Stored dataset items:
==============================

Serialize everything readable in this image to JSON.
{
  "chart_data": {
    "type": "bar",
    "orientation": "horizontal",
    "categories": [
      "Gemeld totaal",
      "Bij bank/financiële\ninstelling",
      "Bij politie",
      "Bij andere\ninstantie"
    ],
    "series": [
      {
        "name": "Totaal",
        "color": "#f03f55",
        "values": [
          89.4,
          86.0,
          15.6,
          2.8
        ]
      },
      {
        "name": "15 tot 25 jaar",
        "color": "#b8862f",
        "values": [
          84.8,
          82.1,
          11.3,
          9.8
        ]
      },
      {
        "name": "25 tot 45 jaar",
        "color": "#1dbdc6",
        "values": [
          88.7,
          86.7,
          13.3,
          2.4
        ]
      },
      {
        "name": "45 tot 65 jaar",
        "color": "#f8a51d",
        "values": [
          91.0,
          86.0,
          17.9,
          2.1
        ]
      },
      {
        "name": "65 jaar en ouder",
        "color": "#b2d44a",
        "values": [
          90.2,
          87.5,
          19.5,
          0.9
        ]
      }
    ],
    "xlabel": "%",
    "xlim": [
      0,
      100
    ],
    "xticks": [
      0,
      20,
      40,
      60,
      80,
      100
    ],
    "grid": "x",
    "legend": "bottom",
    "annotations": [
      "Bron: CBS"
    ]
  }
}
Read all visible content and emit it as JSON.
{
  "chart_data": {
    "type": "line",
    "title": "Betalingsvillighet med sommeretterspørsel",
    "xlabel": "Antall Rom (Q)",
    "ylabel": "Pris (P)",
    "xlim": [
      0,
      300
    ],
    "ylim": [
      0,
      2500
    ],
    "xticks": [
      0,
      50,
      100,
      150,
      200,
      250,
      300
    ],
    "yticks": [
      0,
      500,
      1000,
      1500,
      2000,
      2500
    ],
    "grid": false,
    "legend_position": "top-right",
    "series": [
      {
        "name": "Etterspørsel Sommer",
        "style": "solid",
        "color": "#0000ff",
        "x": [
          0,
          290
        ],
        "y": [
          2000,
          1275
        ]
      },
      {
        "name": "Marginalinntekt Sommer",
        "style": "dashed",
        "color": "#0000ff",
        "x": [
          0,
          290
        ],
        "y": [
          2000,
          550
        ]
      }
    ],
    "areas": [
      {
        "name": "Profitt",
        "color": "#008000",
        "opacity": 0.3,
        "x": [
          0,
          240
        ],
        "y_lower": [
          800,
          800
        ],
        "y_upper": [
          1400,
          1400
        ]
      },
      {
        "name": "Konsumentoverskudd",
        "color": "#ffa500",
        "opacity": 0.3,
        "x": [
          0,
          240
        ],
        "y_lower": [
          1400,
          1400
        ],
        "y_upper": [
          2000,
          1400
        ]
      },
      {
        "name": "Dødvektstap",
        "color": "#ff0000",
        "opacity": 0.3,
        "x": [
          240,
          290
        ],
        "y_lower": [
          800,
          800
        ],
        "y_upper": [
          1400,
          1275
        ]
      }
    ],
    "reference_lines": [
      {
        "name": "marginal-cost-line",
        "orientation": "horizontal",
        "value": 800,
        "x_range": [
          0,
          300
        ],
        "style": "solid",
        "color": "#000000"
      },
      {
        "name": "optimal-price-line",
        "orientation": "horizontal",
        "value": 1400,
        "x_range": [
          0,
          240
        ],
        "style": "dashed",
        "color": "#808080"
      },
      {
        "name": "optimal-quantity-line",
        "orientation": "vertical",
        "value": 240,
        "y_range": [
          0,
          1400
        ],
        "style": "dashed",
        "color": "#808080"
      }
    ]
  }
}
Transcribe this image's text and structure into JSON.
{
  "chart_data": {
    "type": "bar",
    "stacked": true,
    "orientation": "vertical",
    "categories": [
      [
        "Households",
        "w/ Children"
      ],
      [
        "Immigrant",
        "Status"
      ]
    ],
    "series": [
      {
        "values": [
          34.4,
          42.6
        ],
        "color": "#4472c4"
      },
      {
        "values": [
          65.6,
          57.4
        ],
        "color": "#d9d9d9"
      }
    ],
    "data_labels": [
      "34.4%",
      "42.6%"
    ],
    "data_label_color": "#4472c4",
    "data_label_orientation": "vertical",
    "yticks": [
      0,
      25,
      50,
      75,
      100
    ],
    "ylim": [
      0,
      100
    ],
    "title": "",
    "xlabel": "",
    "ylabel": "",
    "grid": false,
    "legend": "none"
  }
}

==============================

## To do
Write out the material exactly as given.

## Result of this task
Serialize everything readable in this image to JSON.
{
  "chart_data": {
    "type": "bar",
    "orientation": "horizontal",
    "categories": [
      "Gemeld totaal",
      "Bij bank/financiële\ninstelling",
      "Bij politie",
      "Bij andere\ninstantie"
    ],
    "series": [
      {
        "name": "Totaal",
        "color": "#f03f55",
        "values": [
          89.4,
          86.0,
          15.6,
          2.8
        ]
      },
      {
        "name": "15 tot 25 jaar",
        "color": "#b8862f",
        "values": [
          84.8,
          82.1,
          11.3,
          9.8
        ]
      },
      {
        "name": "25 tot 45 jaar",
        "color": "#1dbdc6",
        "values": [
          88.7,
          86.7,
          13.3,
          2.4
        ]
      },
      {
        "name": "45 tot 65 jaar",
        "color": "#f8a51d",
        "values": [
          91.0,
          86.0,
          17.9,
          2.1
        ]
      },
      {
        "name": "65 jaar en ouder",
        "color": "#b2d44a",
        "values": [
          90.2,
          87.5,
          19.5,
          0.9
        ]
      }
    ],
    "xlabel": "%",
    "xlim": [
      0,
      100
    ],
    "xticks": [
      0,
      20,
      40,
      60,
      80,
      100
    ],
    "grid": "x",
    "legend": "bottom",
    "annotations": [
      "Bron: CBS"
    ]
  }
}
Read all visible content and emit it as JSON.
{
  "chart_data": {
    "type": "line",
    "title": "Betalingsvillighet med sommeretterspørsel",
    "xlabel": "Antall Rom (Q)",
    "ylabel": "Pris (P)",
    "xlim": [
      0,
      300
    ],
    "ylim": [
      0,
      2500
    ],
    "xticks": [
      0,
      50,
      100,
      150,
      200,
      250,
      300
    ],
    "yticks": [
      0,
      500,
      1000,
      1500,
      2000,
      2500
    ],
    "grid": false,
    "legend_position": "top-right",
    "series": [
      {
        "name": "Etterspørsel Sommer",
        "style": "solid",
        "color": "#0000ff",
        "x": [
          0,
          290
        ],
        "y": [
          2000,
          1275
        ]
      },
      {
        "name": "Marginalinntekt Sommer",
        "style": "dashed",
        "color": "#0000ff",
        "x": [
          0,
          290
        ],
        "y": [
          2000,
          550
        ]
      }
    ],
    "areas": [
      {
        "name": "Profitt",
        "color": "#008000",
        "opacity": 0.3,
        "x": [
          0,
          240
        ],
        "y_lower": [
          800,
          800
        ],
        "y_upper": [
          1400,
          1400
        ]
      },
      {
        "name": "Konsumentoverskudd",
        "color": "#ffa500",
        "opacity": 0.3,
        "x": [
          0,
          240
        ],
        "y_lower": [
          1400,
          1400
        ],
        "y_upper": [
          2000,
          1400
        ]
      },
      {
        "name": "Dødvektstap",
        "color": "#ff0000",
        "opacity": 0.3,
        "x": [
          240,
          290
        ],
        "y_lower": [
          800,
          800
        ],
        "y_upper": [
          1400,
          1275
        ]
      }
    ],
    "reference_lines": [
      {
        "name": "marginal-cost-line",
        "orientation": "horizontal",
        "value": 800,
        "x_range": [
          0,
          300
        ],
        "style": "solid",
        "color": "#000000"
      },
      {
        "name": "optimal-price-line",
        "orientation": "horizontal",
        "value": 1400,
        "x_range": [
          0,
          240
        ],
        "style": "dashed",
        "color": "#808080"
      },
      {
        "name": "optimal-quantity-line",
        "orientation": "vertical",
        "value": 240,
        "y_range": [
          0,
          1400
        ],
        "style": "dashed",
        "color": "#808080"
      }
    ]
  }
}
Transcribe this image's text and structure into JSON.
{
  "chart_data": {
    "type": "bar",
    "stacked": true,
    "orientation": "vertical",
    "categories": [
      [
        "Households",
        "w/ Children"
      ],
      [
        "Immigrant",
        "Status"
      ]
    ],
    "series": [
      {
        "values": [
          34.4,
          42.6
        ],
        "color": "#4472c4"
      },
      {
        "values": [
          65.6,
          57.4
        ],
        "color": "#d9d9d9"
      }
    ],
    "data_labels": [
      "34.4%",
      "42.6%"
    ],
    "data_label_color": "#4472c4",
    "data_label_orientation": "vertical",
    "yticks": [
      0,
      25,
      50,
      75,
      100
    ],
    "ylim": [
      0,
      100
    ],
    "title": "",
    "xlabel": "",
    "ylabel": "",
    "grid": false,
    "legend": "none"
  }
}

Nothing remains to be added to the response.